--- BEGIN Data section ---

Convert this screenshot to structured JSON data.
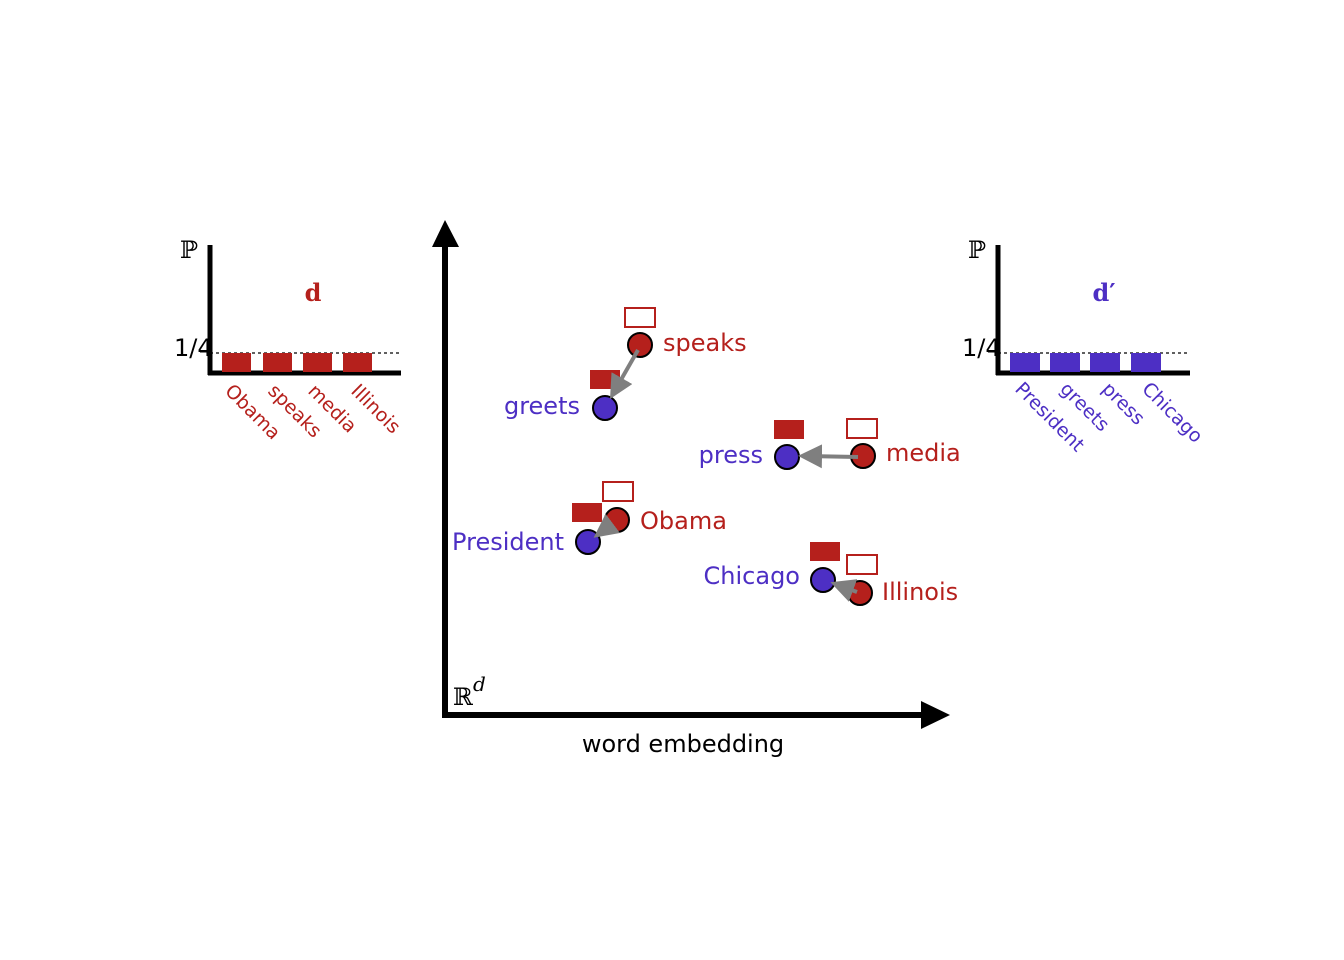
{
  "left_histogram": {
    "axis_label": "ℙ",
    "title": "d",
    "tick": "1/4",
    "words": [
      "Obama",
      "speaks",
      "media",
      "Illinois"
    ]
  },
  "right_histogram": {
    "axis_label": "ℙ",
    "title": "d′",
    "tick": "1/4",
    "words": [
      "President",
      "greets",
      "press",
      "Chicago"
    ]
  },
  "embedding": {
    "space_label": "ℝ",
    "space_superscript": "d",
    "x_label": "word embedding",
    "source_words": [
      "speaks",
      "media",
      "Obama",
      "Illinois"
    ],
    "target_words": [
      "greets",
      "press",
      "President",
      "Chicago"
    ]
  }
}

--- END Data section ---

* [Given problem]
Pictures are excluded; output everything else in the data verbatim.

* [Response to this exercise]
Convert this screenshot to structured JSON data.
{
  "left_histogram": {
    "axis_label": "ℙ",
    "title": "d",
    "tick": "1/4",
    "words": [
      "Obama",
      "speaks",
      "media",
      "Illinois"
    ]
  },
  "right_histogram": {
    "axis_label": "ℙ",
    "title": "d′",
    "tick": "1/4",
    "words": [
      "President",
      "greets",
      "press",
      "Chicago"
    ]
  },
  "embedding": {
    "space_label": "ℝ",
    "space_superscript": "d",
    "x_label": "word embedding",
    "source_words": [
      "speaks",
      "media",
      "Obama",
      "Illinois"
    ],
    "target_words": [
      "greets",
      "press",
      "President",
      "Chicago"
    ]
  }
}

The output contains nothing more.